Which lines hold the word "this"? Copy each of them from the material.

(Data items)
* * *

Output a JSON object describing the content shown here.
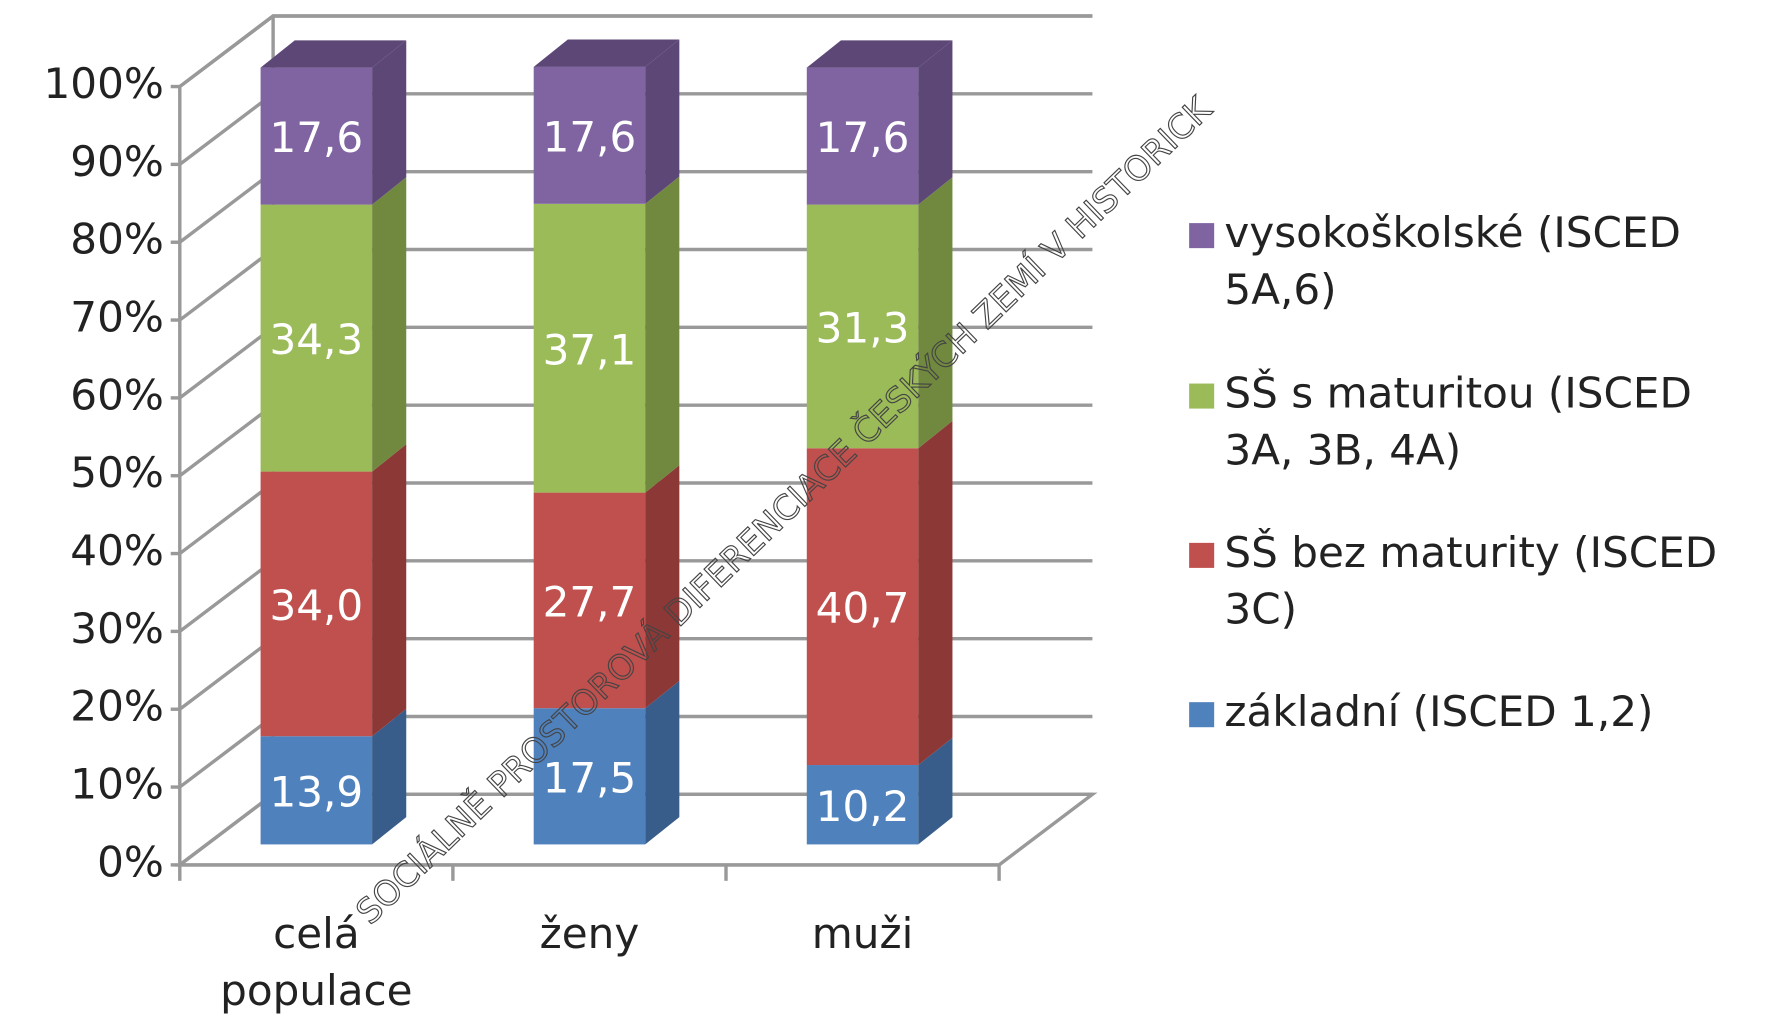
{
  "chart_data": {
    "type": "bar3d-stacked",
    "categories": [
      "celá populace",
      "ženy",
      "muži"
    ],
    "series": [
      {
        "name": "základní (ISCED 1,2)",
        "color": "#4f81bd",
        "side": "#385d8a",
        "values": [
          13.9,
          17.5,
          10.2
        ],
        "value_labels": [
          "13,9",
          "17,5",
          "10,2"
        ]
      },
      {
        "name": "SŠ bez maturity (ISCED 3C)",
        "color": "#c0504d",
        "side": "#8c3836",
        "values": [
          34.0,
          27.7,
          40.7
        ],
        "value_labels": [
          "34,0",
          "27,7",
          "40,7"
        ]
      },
      {
        "name": "SŠ s maturitou (ISCED 3A, 3B, 4A)",
        "color": "#9bbb59",
        "side": "#71893f",
        "values": [
          34.3,
          37.1,
          31.3
        ],
        "value_labels": [
          "34,3",
          "37,1",
          "31,3"
        ]
      },
      {
        "name": "vysokoškolské (ISCED 5A,6)",
        "color": "#8064a2",
        "side": "#5c4776",
        "values": [
          17.6,
          17.6,
          17.6
        ],
        "value_labels": [
          "17,6",
          "17,6",
          "17,6"
        ]
      }
    ],
    "ylim": [
      0,
      100
    ],
    "yticks": [
      {
        "value": 0,
        "label": "0%"
      },
      {
        "value": 10,
        "label": "10%"
      },
      {
        "value": 20,
        "label": "20%"
      },
      {
        "value": 30,
        "label": "30%"
      },
      {
        "value": 40,
        "label": "40%"
      },
      {
        "value": 50,
        "label": "50%"
      },
      {
        "value": 60,
        "label": "60%"
      },
      {
        "value": 70,
        "label": "70%"
      },
      {
        "value": 80,
        "label": "80%"
      },
      {
        "value": 90,
        "label": "90%"
      },
      {
        "value": 100,
        "label": "100%"
      }
    ],
    "grid": true,
    "legend": "right",
    "watermark": "SOCIÁLNĚ PROSTOROVÁ DIFERENCIACE ČESKÝCH ZEMÍ V HISTORICK"
  }
}
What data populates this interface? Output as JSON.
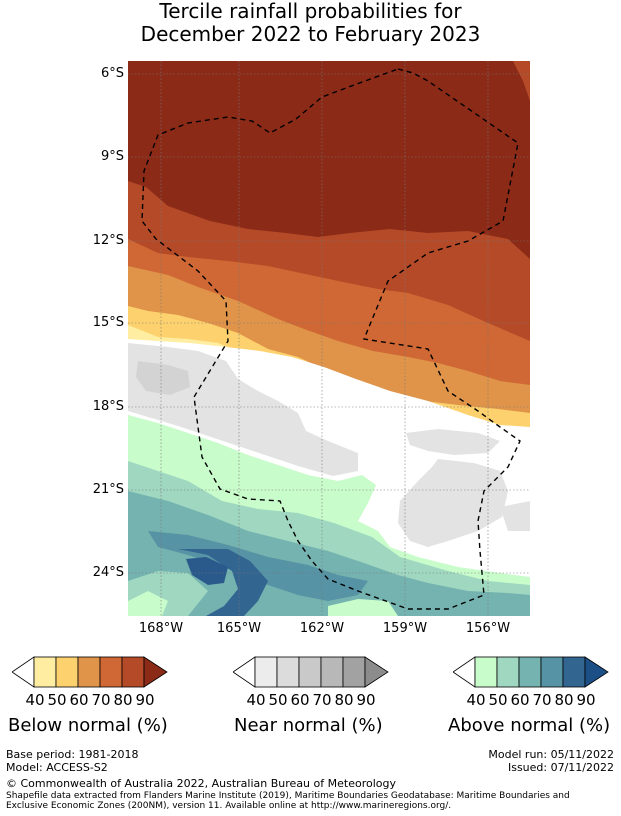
{
  "title_line1": "Tercile rainfall probabilities for",
  "title_line2": "December 2022 to February 2023",
  "y_ticks": [
    "6°S",
    "9°S",
    "12°S",
    "15°S",
    "18°S",
    "21°S",
    "24°S"
  ],
  "x_ticks": [
    "168°W",
    "165°W",
    "162°W",
    "159°W",
    "156°W"
  ],
  "legends": [
    {
      "title": "Below normal (%)",
      "labels": [
        "40",
        "50",
        "60",
        "70",
        "80",
        "90"
      ],
      "colors": [
        "#ffeea1",
        "#fdd26e",
        "#e0944a",
        "#cf6834",
        "#b44a28",
        "#8b2a17"
      ]
    },
    {
      "title": "Near normal (%)",
      "labels": [
        "40",
        "50",
        "60",
        "70",
        "80",
        "90"
      ],
      "colors": [
        "#ececec",
        "#dcdcdc",
        "#c9c9c9",
        "#b8b8b8",
        "#a2a2a2",
        "#8c8c8c"
      ]
    },
    {
      "title": "Above normal (%)",
      "labels": [
        "40",
        "50",
        "60",
        "70",
        "80",
        "90"
      ],
      "colors": [
        "#c9fccb",
        "#9fd7c0",
        "#75b3b0",
        "#5693a4",
        "#336591",
        "#1d4f87"
      ]
    }
  ],
  "footer": {
    "base_period": "Base period: 1981-2018",
    "model": "Model: ACCESS-S2",
    "model_run": "Model run: 05/11/2022",
    "issued": "Issued: 07/11/2022",
    "copyright": "© Commonwealth of Australia 2022, Australian Bureau of Meteorology",
    "shapefile_1": "Shapefile data extracted from Flanders Marine Institute (2019), Maritime Boundaries Geodatabase: Maritime Boundaries and",
    "shapefile_2": "Exclusive Economic Zones (200NM), version 11. Available online at http://www.marineregions.org/."
  }
}
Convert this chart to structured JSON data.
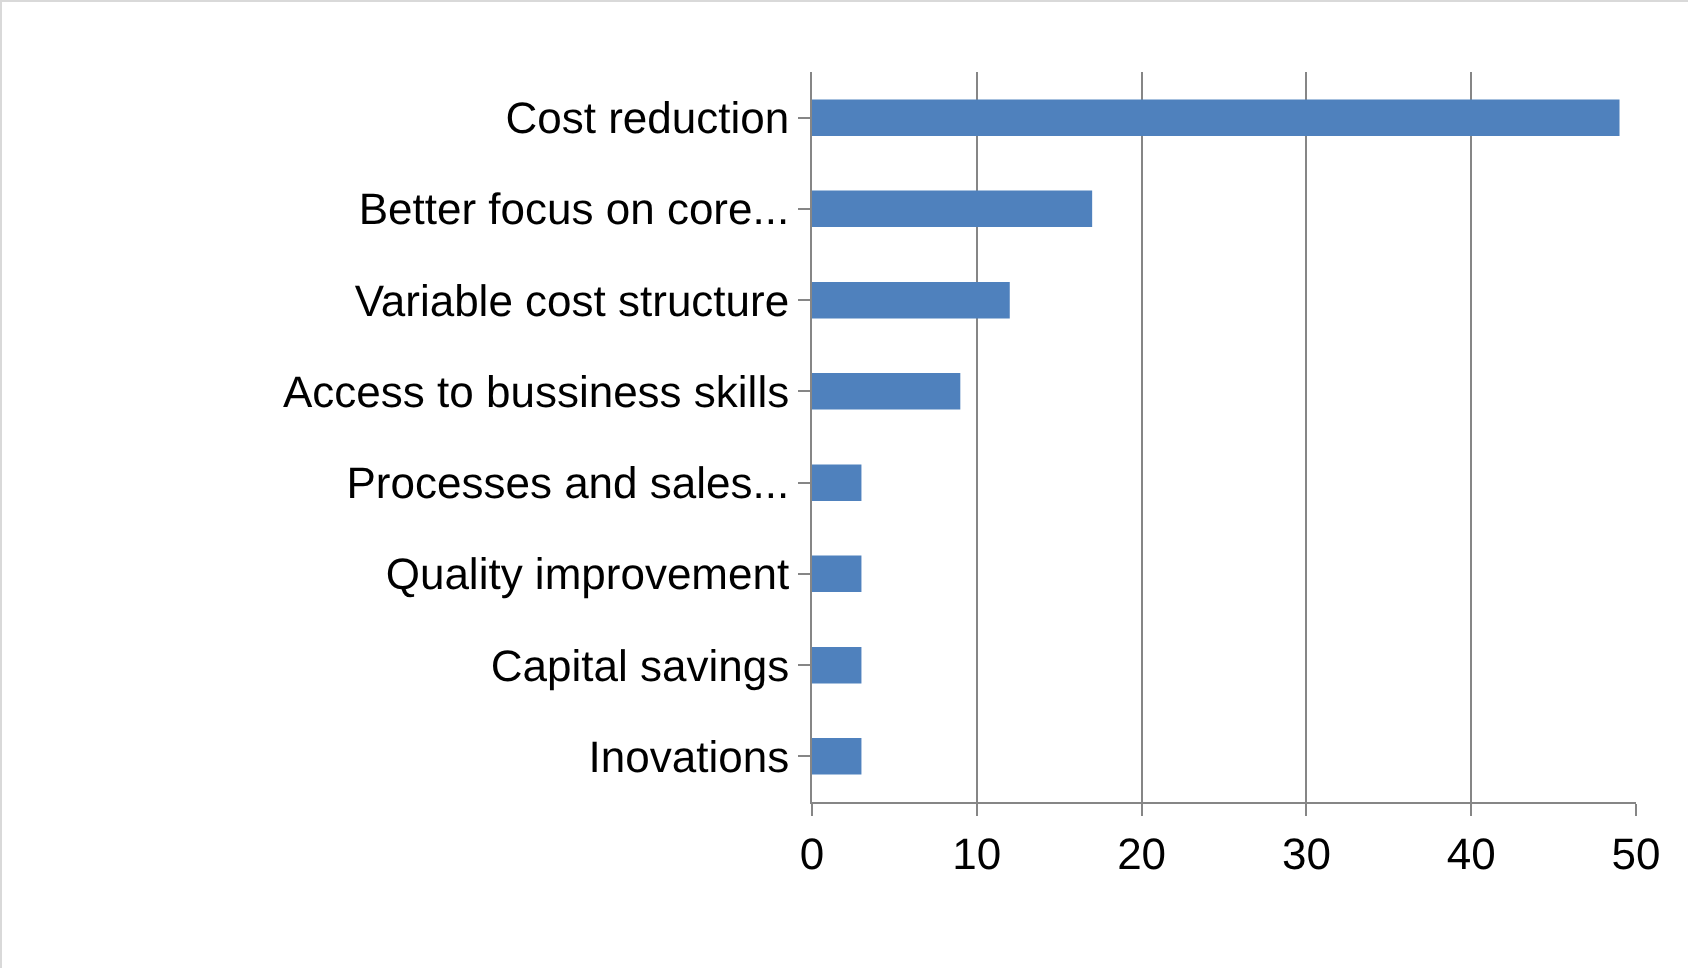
{
  "chart_data": {
    "type": "bar",
    "orientation": "horizontal",
    "categories": [
      "Cost reduction",
      "Better focus on core...",
      "Variable cost structure",
      "Access to bussiness skills",
      "Processes and sales...",
      "Quality improvement",
      "Capital savings",
      "Inovations"
    ],
    "values": [
      49,
      17,
      12,
      9,
      3,
      3,
      3,
      3
    ],
    "color": "#4f81bd",
    "xlim": [
      0,
      50
    ],
    "xticks": [
      0,
      10,
      20,
      30,
      40,
      50
    ],
    "grid": "x",
    "legend": false
  }
}
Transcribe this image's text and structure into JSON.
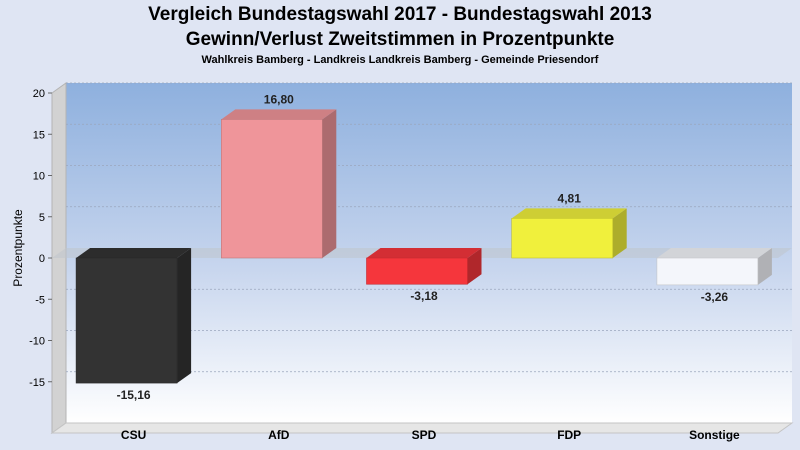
{
  "header": {
    "title": "Vergleich Bundestagswahl 2017 - Bundestagswahl 2013",
    "subtitle": "Gewinn/Verlust Zweitstimmen in Prozentpunkte",
    "region": "Wahlkreis Bamberg - Landkreis Landkreis Bamberg - Gemeinde Priesendorf"
  },
  "chart_data": {
    "type": "bar",
    "title": "Vergleich Bundestagswahl 2017 - Bundestagswahl 2013",
    "subtitle": "Gewinn/Verlust Zweitstimmen in Prozentpunkte",
    "ylabel": "Prozentpunkte",
    "xlabel": "",
    "categories": [
      "CSU",
      "AfD",
      "SPD",
      "FDP",
      "Sonstige"
    ],
    "values": [
      -15.16,
      16.8,
      -3.18,
      4.81,
      -3.26
    ],
    "value_labels": [
      "-15,16",
      "16,80",
      "-3,18",
      "4,81",
      "-3,26"
    ],
    "colors": [
      "#333333",
      "#ef959a",
      "#f5363c",
      "#f0f03c",
      "#f4f6fb"
    ],
    "ylim": [
      -20,
      20
    ],
    "yticks": [
      20,
      15,
      10,
      5,
      0,
      -5,
      -10,
      -15
    ],
    "grid": true,
    "legend": "none",
    "style": "3d"
  }
}
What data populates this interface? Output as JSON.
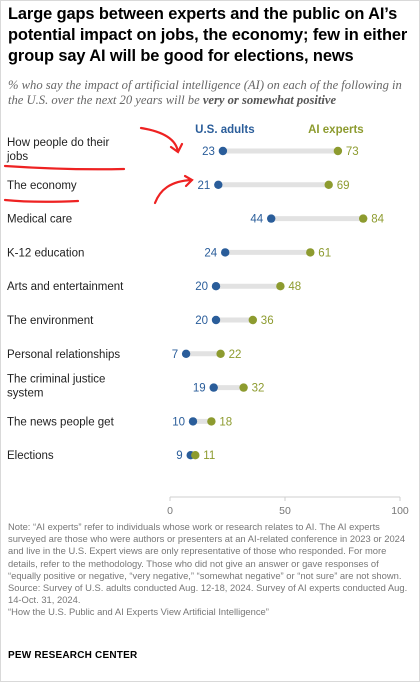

* * *

CORRECT OUTPUT ::
What data populates this interface? Output as JSON.
Convert this chart to structured JSON data.
Transcribe this image's text and structure into JSON.
What data populates this interface? Output as JSON.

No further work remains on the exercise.